Set task:
Copy out each line in the material below that has the word "Распределение".

(Chart and figure data)
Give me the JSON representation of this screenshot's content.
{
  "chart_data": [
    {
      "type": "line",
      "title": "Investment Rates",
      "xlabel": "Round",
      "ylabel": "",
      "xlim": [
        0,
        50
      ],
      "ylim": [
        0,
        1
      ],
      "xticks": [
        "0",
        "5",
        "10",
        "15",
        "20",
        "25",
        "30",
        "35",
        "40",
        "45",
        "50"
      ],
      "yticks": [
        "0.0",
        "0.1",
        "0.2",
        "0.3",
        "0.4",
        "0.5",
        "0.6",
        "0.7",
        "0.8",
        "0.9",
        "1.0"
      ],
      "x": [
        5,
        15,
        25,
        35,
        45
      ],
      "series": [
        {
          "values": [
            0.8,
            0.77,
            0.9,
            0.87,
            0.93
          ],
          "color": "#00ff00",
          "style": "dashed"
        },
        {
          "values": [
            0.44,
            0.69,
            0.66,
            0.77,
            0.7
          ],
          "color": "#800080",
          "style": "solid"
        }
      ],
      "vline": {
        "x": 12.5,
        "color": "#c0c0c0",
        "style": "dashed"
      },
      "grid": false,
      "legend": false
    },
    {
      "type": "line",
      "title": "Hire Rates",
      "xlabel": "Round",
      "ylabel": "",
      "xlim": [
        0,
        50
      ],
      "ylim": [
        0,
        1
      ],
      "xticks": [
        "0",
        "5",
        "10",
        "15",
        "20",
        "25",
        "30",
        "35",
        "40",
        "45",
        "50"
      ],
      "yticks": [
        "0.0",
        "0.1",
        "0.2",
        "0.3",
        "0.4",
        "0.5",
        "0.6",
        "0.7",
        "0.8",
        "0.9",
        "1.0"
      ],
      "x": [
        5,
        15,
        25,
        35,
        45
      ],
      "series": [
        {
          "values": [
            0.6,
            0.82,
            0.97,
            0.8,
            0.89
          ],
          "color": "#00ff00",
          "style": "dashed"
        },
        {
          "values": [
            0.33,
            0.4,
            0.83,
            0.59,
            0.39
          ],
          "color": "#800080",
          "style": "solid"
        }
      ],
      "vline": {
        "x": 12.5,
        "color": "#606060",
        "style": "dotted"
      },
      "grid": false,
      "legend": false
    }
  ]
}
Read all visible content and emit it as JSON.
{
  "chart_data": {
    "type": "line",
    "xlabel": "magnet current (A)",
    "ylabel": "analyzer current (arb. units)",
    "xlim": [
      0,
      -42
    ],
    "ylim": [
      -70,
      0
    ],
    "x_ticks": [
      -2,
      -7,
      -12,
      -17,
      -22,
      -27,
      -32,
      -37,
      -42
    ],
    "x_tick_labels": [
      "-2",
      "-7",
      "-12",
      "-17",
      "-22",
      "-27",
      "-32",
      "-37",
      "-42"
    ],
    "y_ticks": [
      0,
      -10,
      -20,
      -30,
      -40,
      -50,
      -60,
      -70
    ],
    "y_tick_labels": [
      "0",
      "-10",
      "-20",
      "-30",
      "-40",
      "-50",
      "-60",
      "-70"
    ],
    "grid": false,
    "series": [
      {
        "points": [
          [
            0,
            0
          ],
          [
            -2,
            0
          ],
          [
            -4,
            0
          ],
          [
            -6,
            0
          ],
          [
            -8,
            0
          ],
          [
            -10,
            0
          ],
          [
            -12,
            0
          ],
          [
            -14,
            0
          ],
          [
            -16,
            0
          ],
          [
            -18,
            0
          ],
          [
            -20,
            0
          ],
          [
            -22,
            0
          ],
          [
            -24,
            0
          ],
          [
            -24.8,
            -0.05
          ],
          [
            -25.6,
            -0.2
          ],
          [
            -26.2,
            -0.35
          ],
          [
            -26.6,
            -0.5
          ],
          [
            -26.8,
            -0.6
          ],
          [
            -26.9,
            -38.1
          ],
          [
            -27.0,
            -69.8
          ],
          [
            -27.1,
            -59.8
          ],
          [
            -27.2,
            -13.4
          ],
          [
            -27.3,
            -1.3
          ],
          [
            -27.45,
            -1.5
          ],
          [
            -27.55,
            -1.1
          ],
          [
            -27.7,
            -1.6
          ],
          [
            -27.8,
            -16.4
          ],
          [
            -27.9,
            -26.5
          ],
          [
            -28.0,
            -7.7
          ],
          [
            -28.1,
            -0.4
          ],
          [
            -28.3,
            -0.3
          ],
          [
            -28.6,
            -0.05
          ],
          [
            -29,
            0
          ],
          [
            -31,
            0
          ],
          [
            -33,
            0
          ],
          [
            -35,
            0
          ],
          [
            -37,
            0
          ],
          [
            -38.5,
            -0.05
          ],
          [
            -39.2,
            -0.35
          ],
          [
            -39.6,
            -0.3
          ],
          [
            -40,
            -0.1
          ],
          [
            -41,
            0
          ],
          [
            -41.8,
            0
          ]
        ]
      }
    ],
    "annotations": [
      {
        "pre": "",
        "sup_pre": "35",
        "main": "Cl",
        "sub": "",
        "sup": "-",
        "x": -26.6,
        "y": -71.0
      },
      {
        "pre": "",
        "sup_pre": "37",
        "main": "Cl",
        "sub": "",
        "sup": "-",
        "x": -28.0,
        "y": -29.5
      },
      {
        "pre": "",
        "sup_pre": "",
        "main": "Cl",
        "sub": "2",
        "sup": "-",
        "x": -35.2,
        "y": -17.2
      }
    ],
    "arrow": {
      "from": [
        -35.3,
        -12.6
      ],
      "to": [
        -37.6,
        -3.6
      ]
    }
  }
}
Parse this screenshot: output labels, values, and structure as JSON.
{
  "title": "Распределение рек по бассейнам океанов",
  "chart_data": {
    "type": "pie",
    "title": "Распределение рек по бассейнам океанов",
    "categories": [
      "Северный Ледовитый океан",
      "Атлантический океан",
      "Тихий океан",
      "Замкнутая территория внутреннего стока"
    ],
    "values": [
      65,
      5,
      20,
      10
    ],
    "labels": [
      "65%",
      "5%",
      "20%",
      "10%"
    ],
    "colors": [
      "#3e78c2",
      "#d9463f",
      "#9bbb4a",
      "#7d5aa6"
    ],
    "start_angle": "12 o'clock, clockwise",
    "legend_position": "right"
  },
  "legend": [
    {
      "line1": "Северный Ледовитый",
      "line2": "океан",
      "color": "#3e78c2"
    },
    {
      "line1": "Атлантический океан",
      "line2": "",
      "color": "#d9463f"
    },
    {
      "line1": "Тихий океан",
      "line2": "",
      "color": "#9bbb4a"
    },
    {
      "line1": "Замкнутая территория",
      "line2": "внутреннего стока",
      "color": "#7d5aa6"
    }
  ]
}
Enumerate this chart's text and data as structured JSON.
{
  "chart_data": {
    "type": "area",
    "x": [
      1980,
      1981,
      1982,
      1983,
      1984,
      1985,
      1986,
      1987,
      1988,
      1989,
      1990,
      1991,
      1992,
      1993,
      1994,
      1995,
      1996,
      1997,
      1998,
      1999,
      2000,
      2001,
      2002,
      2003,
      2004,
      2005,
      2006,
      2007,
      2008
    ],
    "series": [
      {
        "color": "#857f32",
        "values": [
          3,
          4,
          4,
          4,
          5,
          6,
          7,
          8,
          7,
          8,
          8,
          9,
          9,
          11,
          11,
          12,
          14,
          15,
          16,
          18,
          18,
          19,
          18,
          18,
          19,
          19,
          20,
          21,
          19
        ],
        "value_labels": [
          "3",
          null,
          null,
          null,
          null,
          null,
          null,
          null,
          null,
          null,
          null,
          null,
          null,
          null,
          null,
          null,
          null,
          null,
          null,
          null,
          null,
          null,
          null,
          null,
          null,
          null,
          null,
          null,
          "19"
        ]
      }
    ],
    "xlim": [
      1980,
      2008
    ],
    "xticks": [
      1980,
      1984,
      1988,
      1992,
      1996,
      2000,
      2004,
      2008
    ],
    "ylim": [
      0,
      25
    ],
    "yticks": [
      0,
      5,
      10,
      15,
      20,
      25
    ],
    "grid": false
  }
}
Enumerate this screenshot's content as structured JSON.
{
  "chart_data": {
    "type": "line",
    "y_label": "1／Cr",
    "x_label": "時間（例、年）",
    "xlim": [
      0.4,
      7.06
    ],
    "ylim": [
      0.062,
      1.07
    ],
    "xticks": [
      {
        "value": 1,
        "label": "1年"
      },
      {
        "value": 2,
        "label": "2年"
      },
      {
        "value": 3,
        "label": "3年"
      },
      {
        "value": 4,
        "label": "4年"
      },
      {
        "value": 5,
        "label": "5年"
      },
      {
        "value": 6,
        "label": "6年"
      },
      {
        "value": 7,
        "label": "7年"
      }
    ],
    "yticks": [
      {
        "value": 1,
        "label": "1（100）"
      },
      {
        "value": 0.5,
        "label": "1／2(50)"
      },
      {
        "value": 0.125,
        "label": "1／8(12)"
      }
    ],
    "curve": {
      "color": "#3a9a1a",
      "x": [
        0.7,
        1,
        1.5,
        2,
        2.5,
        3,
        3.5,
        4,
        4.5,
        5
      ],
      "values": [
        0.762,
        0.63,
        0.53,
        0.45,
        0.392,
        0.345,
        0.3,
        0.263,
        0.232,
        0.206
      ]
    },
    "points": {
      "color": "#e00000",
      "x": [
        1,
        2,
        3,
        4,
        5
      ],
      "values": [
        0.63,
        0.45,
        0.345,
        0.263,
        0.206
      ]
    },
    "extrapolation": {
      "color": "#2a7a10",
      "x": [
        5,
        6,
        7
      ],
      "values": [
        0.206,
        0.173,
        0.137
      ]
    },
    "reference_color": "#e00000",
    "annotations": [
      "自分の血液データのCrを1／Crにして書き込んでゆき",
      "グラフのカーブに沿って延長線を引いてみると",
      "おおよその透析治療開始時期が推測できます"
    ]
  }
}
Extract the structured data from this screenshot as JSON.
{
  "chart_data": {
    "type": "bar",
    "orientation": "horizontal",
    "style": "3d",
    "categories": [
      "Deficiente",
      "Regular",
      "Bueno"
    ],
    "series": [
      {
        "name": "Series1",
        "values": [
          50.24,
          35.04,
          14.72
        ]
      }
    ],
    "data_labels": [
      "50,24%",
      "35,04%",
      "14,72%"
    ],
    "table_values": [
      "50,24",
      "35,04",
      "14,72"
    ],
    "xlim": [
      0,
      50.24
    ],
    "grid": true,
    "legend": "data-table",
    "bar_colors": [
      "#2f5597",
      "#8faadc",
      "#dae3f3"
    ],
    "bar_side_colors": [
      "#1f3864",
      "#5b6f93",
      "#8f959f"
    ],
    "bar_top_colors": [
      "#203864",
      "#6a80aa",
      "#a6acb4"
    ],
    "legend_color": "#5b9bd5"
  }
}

Response for this exercise:
  "title": "Распределение рек по бассейнам океанов",
    "title": "Распределение рек по бассейнам океанов",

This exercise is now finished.